▶ **To do**
Write out the listing below word for word, starting at the line that contains "bar[interactable] — [809, 325, 815, 353]" and stopping after the line that contains "bar[interactable]: 78.2 —".

▶ **Data excerpts**
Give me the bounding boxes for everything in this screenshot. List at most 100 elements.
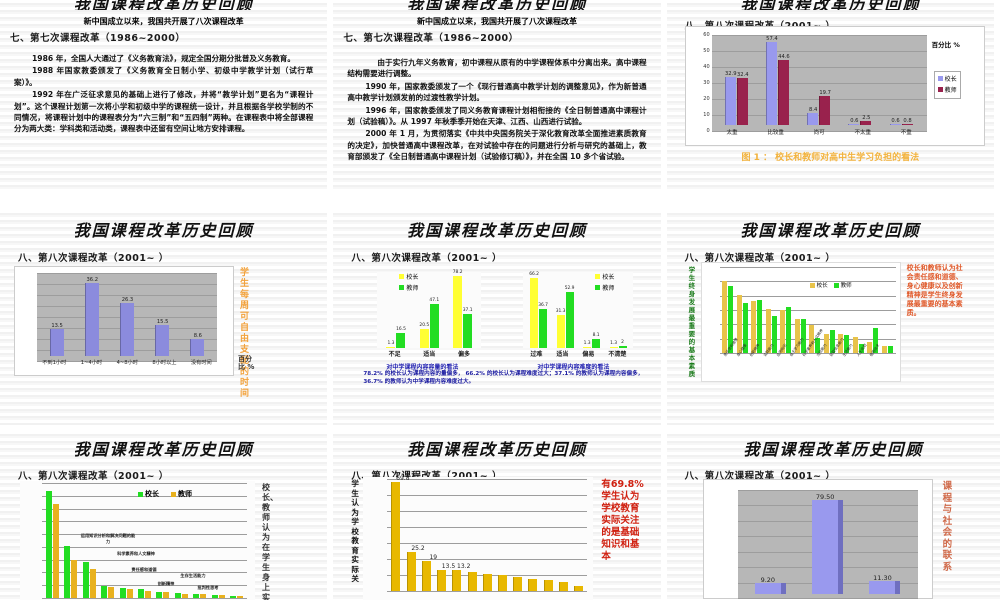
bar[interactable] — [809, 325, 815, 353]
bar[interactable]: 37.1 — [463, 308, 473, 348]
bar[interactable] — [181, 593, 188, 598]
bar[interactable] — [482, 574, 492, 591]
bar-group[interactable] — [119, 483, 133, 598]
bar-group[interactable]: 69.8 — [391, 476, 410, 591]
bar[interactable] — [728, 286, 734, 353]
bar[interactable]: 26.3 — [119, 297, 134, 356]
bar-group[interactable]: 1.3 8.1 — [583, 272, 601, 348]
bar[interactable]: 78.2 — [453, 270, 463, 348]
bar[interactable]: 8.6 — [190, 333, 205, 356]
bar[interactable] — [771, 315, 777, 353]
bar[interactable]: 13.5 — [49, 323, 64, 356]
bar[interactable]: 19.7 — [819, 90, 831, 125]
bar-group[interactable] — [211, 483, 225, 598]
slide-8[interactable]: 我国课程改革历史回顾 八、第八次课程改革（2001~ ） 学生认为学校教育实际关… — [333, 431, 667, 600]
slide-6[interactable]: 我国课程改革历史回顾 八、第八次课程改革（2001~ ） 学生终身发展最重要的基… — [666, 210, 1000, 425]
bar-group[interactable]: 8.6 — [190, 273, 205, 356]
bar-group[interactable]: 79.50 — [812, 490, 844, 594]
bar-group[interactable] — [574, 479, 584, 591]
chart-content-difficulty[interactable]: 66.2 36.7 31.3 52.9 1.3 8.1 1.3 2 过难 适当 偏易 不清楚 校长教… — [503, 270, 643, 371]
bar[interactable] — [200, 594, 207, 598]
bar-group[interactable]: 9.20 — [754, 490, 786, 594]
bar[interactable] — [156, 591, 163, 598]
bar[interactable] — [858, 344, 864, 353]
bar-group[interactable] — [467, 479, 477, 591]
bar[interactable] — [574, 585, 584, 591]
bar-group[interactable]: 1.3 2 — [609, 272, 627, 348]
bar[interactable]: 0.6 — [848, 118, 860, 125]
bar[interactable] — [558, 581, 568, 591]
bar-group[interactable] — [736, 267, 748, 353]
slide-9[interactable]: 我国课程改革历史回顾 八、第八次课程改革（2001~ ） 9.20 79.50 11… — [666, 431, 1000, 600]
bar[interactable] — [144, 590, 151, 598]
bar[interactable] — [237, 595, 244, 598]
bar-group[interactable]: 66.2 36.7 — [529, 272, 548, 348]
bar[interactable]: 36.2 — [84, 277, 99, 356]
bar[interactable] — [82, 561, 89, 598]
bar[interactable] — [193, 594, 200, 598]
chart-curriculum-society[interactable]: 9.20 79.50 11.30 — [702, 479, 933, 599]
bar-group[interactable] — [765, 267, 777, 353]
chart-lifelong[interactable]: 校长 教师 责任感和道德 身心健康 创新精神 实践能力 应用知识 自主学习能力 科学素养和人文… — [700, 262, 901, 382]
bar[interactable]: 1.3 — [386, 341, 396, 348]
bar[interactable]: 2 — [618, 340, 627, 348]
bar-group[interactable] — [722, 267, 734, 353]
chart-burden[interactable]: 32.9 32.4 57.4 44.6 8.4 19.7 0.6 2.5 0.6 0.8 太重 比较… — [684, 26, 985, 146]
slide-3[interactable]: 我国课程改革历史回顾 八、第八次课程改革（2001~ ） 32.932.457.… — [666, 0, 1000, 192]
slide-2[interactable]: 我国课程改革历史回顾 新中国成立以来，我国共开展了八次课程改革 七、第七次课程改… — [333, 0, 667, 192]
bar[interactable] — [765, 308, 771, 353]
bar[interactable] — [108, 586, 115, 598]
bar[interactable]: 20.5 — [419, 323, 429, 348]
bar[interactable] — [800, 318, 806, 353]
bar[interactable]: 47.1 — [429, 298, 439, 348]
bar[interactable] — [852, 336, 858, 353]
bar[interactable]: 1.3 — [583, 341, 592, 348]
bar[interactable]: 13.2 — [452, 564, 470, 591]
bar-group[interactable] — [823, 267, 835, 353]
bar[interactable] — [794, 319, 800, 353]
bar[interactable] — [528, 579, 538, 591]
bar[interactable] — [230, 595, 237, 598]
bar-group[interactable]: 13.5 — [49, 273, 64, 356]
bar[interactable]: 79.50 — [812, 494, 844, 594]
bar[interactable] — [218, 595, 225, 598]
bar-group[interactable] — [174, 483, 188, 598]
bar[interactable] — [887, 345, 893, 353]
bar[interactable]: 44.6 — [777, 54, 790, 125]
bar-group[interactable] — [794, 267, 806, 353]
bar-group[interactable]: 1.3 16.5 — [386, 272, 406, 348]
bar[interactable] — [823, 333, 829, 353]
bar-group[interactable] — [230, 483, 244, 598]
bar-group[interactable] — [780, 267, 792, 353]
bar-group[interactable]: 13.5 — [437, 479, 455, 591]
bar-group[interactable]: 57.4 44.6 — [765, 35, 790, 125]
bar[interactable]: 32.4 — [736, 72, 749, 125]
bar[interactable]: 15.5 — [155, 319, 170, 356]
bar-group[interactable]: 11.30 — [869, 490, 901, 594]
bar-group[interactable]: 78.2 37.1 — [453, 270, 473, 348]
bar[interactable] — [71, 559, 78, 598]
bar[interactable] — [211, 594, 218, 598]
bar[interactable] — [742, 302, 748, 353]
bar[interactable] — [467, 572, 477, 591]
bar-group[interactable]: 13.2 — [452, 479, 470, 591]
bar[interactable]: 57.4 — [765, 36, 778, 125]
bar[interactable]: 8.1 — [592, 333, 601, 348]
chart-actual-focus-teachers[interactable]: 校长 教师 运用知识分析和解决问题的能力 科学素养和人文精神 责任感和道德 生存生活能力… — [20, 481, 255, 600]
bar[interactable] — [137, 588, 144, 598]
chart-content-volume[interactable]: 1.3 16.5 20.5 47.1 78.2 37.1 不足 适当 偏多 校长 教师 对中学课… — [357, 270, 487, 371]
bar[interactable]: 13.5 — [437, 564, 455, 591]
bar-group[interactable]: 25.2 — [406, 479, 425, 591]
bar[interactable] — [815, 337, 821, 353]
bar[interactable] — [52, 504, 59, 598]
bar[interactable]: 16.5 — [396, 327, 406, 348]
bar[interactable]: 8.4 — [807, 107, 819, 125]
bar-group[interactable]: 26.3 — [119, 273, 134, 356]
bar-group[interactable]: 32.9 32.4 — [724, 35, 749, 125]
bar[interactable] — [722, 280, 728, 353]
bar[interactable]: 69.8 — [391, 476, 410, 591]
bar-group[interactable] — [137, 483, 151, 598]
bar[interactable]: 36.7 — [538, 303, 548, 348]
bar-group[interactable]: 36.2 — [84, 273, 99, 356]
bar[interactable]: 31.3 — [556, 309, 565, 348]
--
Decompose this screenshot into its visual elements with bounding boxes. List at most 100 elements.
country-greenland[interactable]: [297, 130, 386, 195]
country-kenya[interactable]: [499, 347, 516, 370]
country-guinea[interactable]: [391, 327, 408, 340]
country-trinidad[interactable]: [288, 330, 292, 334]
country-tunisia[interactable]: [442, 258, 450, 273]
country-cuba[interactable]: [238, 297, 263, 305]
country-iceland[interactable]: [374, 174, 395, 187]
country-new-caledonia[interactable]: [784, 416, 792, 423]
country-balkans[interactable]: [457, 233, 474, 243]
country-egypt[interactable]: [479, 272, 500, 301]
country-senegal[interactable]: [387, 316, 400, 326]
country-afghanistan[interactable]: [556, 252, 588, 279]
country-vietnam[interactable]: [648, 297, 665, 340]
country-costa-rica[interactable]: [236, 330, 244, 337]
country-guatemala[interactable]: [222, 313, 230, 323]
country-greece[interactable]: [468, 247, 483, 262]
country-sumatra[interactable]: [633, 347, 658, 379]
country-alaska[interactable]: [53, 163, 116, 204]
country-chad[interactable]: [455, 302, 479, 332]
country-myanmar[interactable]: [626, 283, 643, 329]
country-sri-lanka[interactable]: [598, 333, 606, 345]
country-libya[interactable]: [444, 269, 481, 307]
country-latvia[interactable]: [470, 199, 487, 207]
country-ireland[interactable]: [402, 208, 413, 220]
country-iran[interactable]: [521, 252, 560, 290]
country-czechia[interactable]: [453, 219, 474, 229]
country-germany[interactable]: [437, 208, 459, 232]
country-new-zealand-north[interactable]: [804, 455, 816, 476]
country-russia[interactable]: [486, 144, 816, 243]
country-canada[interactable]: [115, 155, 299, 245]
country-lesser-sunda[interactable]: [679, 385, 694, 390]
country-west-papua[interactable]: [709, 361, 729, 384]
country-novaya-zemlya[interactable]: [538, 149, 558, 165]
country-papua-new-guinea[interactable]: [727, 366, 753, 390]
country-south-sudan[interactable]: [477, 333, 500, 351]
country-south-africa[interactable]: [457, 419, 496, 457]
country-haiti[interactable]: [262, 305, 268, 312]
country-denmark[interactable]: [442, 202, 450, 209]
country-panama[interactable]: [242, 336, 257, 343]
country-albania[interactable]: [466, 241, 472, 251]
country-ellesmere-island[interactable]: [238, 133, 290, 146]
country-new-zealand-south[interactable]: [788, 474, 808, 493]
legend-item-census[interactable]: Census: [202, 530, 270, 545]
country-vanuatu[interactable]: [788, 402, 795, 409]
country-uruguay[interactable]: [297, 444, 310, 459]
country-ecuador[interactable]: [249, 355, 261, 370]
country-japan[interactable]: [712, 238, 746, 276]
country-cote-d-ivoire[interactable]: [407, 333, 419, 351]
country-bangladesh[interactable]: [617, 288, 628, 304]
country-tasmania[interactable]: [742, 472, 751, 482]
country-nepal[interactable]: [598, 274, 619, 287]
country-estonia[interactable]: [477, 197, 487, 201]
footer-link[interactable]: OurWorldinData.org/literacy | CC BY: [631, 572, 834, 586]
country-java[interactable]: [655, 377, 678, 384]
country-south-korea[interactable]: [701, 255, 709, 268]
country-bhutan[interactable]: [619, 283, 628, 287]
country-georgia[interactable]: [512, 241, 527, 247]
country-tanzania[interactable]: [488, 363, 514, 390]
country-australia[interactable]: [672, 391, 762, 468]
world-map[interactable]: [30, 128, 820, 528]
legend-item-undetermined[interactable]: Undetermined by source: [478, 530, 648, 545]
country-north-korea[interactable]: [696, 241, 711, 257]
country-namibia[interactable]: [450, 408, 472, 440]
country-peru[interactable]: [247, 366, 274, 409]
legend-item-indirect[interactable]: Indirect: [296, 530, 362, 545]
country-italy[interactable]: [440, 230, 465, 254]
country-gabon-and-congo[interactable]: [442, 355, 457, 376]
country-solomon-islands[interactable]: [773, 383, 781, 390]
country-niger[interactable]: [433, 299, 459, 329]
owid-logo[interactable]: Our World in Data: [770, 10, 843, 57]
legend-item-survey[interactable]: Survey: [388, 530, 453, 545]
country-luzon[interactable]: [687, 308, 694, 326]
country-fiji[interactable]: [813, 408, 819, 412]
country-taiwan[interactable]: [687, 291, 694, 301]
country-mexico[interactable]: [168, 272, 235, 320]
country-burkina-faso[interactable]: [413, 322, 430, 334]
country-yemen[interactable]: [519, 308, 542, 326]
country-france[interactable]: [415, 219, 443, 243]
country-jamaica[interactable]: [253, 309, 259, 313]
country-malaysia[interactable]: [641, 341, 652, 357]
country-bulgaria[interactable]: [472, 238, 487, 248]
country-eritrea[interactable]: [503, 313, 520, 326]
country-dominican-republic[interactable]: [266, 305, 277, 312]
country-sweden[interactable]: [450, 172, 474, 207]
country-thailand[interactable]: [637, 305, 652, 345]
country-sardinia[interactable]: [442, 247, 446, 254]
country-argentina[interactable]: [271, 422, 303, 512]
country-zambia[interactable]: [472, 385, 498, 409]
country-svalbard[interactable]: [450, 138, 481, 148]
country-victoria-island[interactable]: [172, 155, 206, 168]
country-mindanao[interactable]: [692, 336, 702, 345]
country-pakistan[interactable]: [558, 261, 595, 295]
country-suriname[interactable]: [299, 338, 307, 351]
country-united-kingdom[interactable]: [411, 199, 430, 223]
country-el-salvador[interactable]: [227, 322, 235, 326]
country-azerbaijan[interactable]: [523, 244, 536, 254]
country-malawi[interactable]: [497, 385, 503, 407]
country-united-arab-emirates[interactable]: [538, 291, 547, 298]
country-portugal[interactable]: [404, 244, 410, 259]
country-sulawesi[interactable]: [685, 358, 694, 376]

▶ **Output**
bar[interactable] — [809, 325, 815, 353]
bar[interactable]: 37.1 — [463, 308, 473, 348]
bar[interactable] — [181, 593, 188, 598]
bar[interactable] — [482, 574, 492, 591]
bar-group[interactable] — [119, 483, 133, 598]
bar-group[interactable]: 69.8 — [391, 476, 410, 591]
bar[interactable] — [728, 286, 734, 353]
bar[interactable]: 26.3 — [119, 297, 134, 356]
bar-group[interactable]: 1.3 8.1 — [583, 272, 601, 348]
bar[interactable]: 78.2 — [453, 270, 463, 348]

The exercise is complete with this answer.